● The data
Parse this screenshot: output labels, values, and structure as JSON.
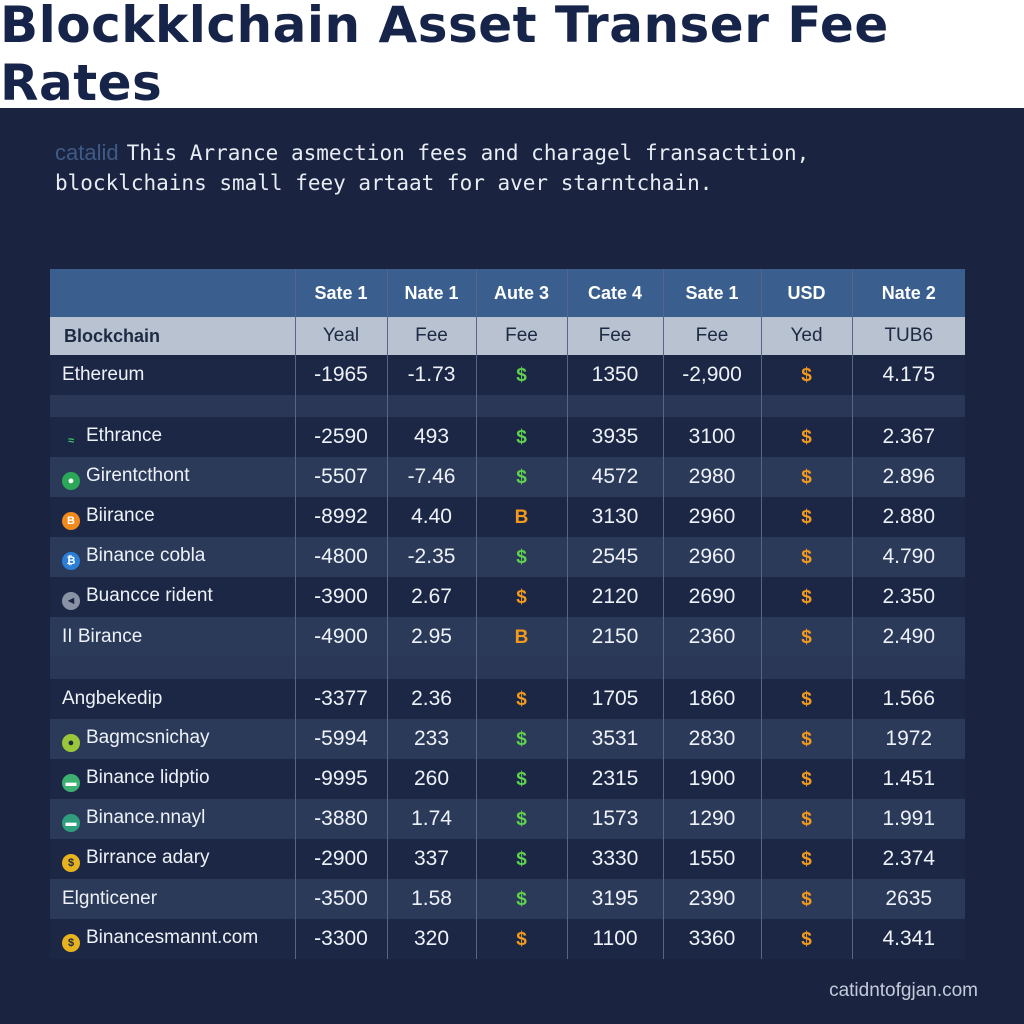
{
  "title": "Blockklchain Asset Transer Fee Rates",
  "subtitle": {
    "tag": "catalid",
    "line1": "This Arrance asmection fees and charagel fransacttion,",
    "line2": "blocklchains small feey artaat for aver starntchain."
  },
  "footer": "catidntofgjan.com",
  "colors": {
    "header_bg": "#ffffff",
    "page_bg": "#1a2440",
    "head_row": "#3a5f8e",
    "subhead_row": "#b9c2d0",
    "green": "#5fd14f",
    "orange": "#f39a1e"
  },
  "chart_data": {
    "type": "table",
    "title": "Blockklchain Asset Transer Fee Rates",
    "columns": [
      "",
      "Sate 1",
      "Nate 1",
      "Aute 3",
      "Cate 4",
      "Sate 1",
      "USD",
      "Nate 2"
    ],
    "subheaders": [
      "Blockchain",
      "Yeal",
      "Fee",
      "Fee",
      "Fee",
      "Fee",
      "Yed",
      "TUB6"
    ],
    "rows": [
      {
        "name": "Ethereum",
        "icon": "none",
        "values": [
          "-1965",
          "-1.73",
          "$",
          "1350",
          "-2,900",
          "$",
          "4.175"
        ],
        "syms": [
          "green",
          "orange"
        ]
      },
      {
        "spacer": true
      },
      {
        "name": "Ethrance",
        "icon": "wave-icon",
        "values": [
          "-2590",
          "493",
          "$",
          "3935",
          "3100",
          "$",
          "2.367"
        ],
        "syms": [
          "green",
          "orange"
        ]
      },
      {
        "name": "Girentcthont",
        "icon": "green-coin-icon",
        "values": [
          "-5507",
          "-7.46",
          "$",
          "4572",
          "2980",
          "$",
          "2.896"
        ],
        "syms": [
          "green",
          "orange"
        ]
      },
      {
        "name": "Biirance",
        "icon": "bitcoin-icon",
        "values": [
          "-8992",
          "4.40",
          "B",
          "3130",
          "2960",
          "$",
          "2.880"
        ],
        "syms": [
          "orange",
          "orange"
        ]
      },
      {
        "name": "Binance cobla",
        "icon": "blue-coin-icon",
        "values": [
          "-4800",
          "-2.35",
          "$",
          "2545",
          "2960",
          "$",
          "4.790"
        ],
        "syms": [
          "green",
          "orange"
        ]
      },
      {
        "name": "Buancce rident",
        "icon": "gray-coin-icon",
        "values": [
          "-3900",
          "2.67",
          "$",
          "2120",
          "2690",
          "$",
          "2.350"
        ],
        "syms": [
          "orange",
          "orange"
        ]
      },
      {
        "name": "II Birance",
        "icon": "none",
        "values": [
          "-4900",
          "2.95",
          "B",
          "2150",
          "2360",
          "$",
          "2.490"
        ],
        "syms": [
          "orange",
          "orange"
        ]
      },
      {
        "spacer": true
      },
      {
        "name": "Angbekedip",
        "icon": "none",
        "values": [
          "-3377",
          "2.36",
          "$",
          "1705",
          "1860",
          "$",
          "1.566"
        ],
        "syms": [
          "orange",
          "orange"
        ]
      },
      {
        "name": "Bagmcsnichay",
        "icon": "yellow-green-icon",
        "values": [
          "-5994",
          "233",
          "$",
          "3531",
          "2830",
          "$",
          "1972"
        ],
        "syms": [
          "green",
          "orange"
        ]
      },
      {
        "name": "Binance lidptio",
        "icon": "green-pill-icon",
        "values": [
          "-9995",
          "260",
          "$",
          "2315",
          "1900",
          "$",
          "1.451"
        ],
        "syms": [
          "green",
          "orange"
        ]
      },
      {
        "name": "Binance.nnayl",
        "icon": "teal-pill-icon",
        "values": [
          "-3880",
          "1.74",
          "$",
          "1573",
          "1290",
          "$",
          "1.991"
        ],
        "syms": [
          "green",
          "orange"
        ]
      },
      {
        "name": "Birrance adary",
        "icon": "yellow-coin-icon",
        "values": [
          "-2900",
          "337",
          "$",
          "3330",
          "1550",
          "$",
          "2.374"
        ],
        "syms": [
          "green",
          "orange"
        ]
      },
      {
        "name": "Elgnticener",
        "icon": "none",
        "values": [
          "-3500",
          "1.58",
          "$",
          "3195",
          "2390",
          "$",
          "2635"
        ],
        "syms": [
          "green",
          "orange"
        ]
      },
      {
        "name": "Binancesmannt.com",
        "icon": "yellow-coin-icon",
        "values": [
          "-3300",
          "320",
          "$",
          "1100",
          "3360",
          "$",
          "4.341"
        ],
        "syms": [
          "orange",
          "orange"
        ]
      }
    ]
  }
}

● Directions
Reproduce the material above verbatim; omit every picture.

● Result for this task
Parse this screenshot: output labels, values, and structure as JSON.
{
  "title": "Blockklchain Asset Transer Fee Rates",
  "subtitle": {
    "tag": "catalid",
    "line1": "This Arrance asmection fees and charagel fransacttion,",
    "line2": "blocklchains small feey artaat for aver starntchain."
  },
  "footer": "catidntofgjan.com",
  "colors": {
    "header_bg": "#ffffff",
    "page_bg": "#1a2440",
    "head_row": "#3a5f8e",
    "subhead_row": "#b9c2d0",
    "green": "#5fd14f",
    "orange": "#f39a1e"
  },
  "chart_data": {
    "type": "table",
    "title": "Blockklchain Asset Transer Fee Rates",
    "columns": [
      "",
      "Sate 1",
      "Nate 1",
      "Aute 3",
      "Cate 4",
      "Sate 1",
      "USD",
      "Nate 2"
    ],
    "subheaders": [
      "Blockchain",
      "Yeal",
      "Fee",
      "Fee",
      "Fee",
      "Fee",
      "Yed",
      "TUB6"
    ],
    "rows": [
      {
        "name": "Ethereum",
        "icon": "none",
        "values": [
          "-1965",
          "-1.73",
          "$",
          "1350",
          "-2,900",
          "$",
          "4.175"
        ],
        "syms": [
          "green",
          "orange"
        ]
      },
      {
        "spacer": true
      },
      {
        "name": "Ethrance",
        "icon": "wave-icon",
        "values": [
          "-2590",
          "493",
          "$",
          "3935",
          "3100",
          "$",
          "2.367"
        ],
        "syms": [
          "green",
          "orange"
        ]
      },
      {
        "name": "Girentcthont",
        "icon": "green-coin-icon",
        "values": [
          "-5507",
          "-7.46",
          "$",
          "4572",
          "2980",
          "$",
          "2.896"
        ],
        "syms": [
          "green",
          "orange"
        ]
      },
      {
        "name": "Biirance",
        "icon": "bitcoin-icon",
        "values": [
          "-8992",
          "4.40",
          "B",
          "3130",
          "2960",
          "$",
          "2.880"
        ],
        "syms": [
          "orange",
          "orange"
        ]
      },
      {
        "name": "Binance cobla",
        "icon": "blue-coin-icon",
        "values": [
          "-4800",
          "-2.35",
          "$",
          "2545",
          "2960",
          "$",
          "4.790"
        ],
        "syms": [
          "green",
          "orange"
        ]
      },
      {
        "name": "Buancce rident",
        "icon": "gray-coin-icon",
        "values": [
          "-3900",
          "2.67",
          "$",
          "2120",
          "2690",
          "$",
          "2.350"
        ],
        "syms": [
          "orange",
          "orange"
        ]
      },
      {
        "name": "II Birance",
        "icon": "none",
        "values": [
          "-4900",
          "2.95",
          "B",
          "2150",
          "2360",
          "$",
          "2.490"
        ],
        "syms": [
          "orange",
          "orange"
        ]
      },
      {
        "spacer": true
      },
      {
        "name": "Angbekedip",
        "icon": "none",
        "values": [
          "-3377",
          "2.36",
          "$",
          "1705",
          "1860",
          "$",
          "1.566"
        ],
        "syms": [
          "orange",
          "orange"
        ]
      },
      {
        "name": "Bagmcsnichay",
        "icon": "yellow-green-icon",
        "values": [
          "-5994",
          "233",
          "$",
          "3531",
          "2830",
          "$",
          "1972"
        ],
        "syms": [
          "green",
          "orange"
        ]
      },
      {
        "name": "Binance lidptio",
        "icon": "green-pill-icon",
        "values": [
          "-9995",
          "260",
          "$",
          "2315",
          "1900",
          "$",
          "1.451"
        ],
        "syms": [
          "green",
          "orange"
        ]
      },
      {
        "name": "Binance.nnayl",
        "icon": "teal-pill-icon",
        "values": [
          "-3880",
          "1.74",
          "$",
          "1573",
          "1290",
          "$",
          "1.991"
        ],
        "syms": [
          "green",
          "orange"
        ]
      },
      {
        "name": "Birrance adary",
        "icon": "yellow-coin-icon",
        "values": [
          "-2900",
          "337",
          "$",
          "3330",
          "1550",
          "$",
          "2.374"
        ],
        "syms": [
          "green",
          "orange"
        ]
      },
      {
        "name": "Elgnticener",
        "icon": "none",
        "values": [
          "-3500",
          "1.58",
          "$",
          "3195",
          "2390",
          "$",
          "2635"
        ],
        "syms": [
          "green",
          "orange"
        ]
      },
      {
        "name": "Binancesmannt.com",
        "icon": "yellow-coin-icon",
        "values": [
          "-3300",
          "320",
          "$",
          "1100",
          "3360",
          "$",
          "4.341"
        ],
        "syms": [
          "orange",
          "orange"
        ]
      }
    ]
  }
}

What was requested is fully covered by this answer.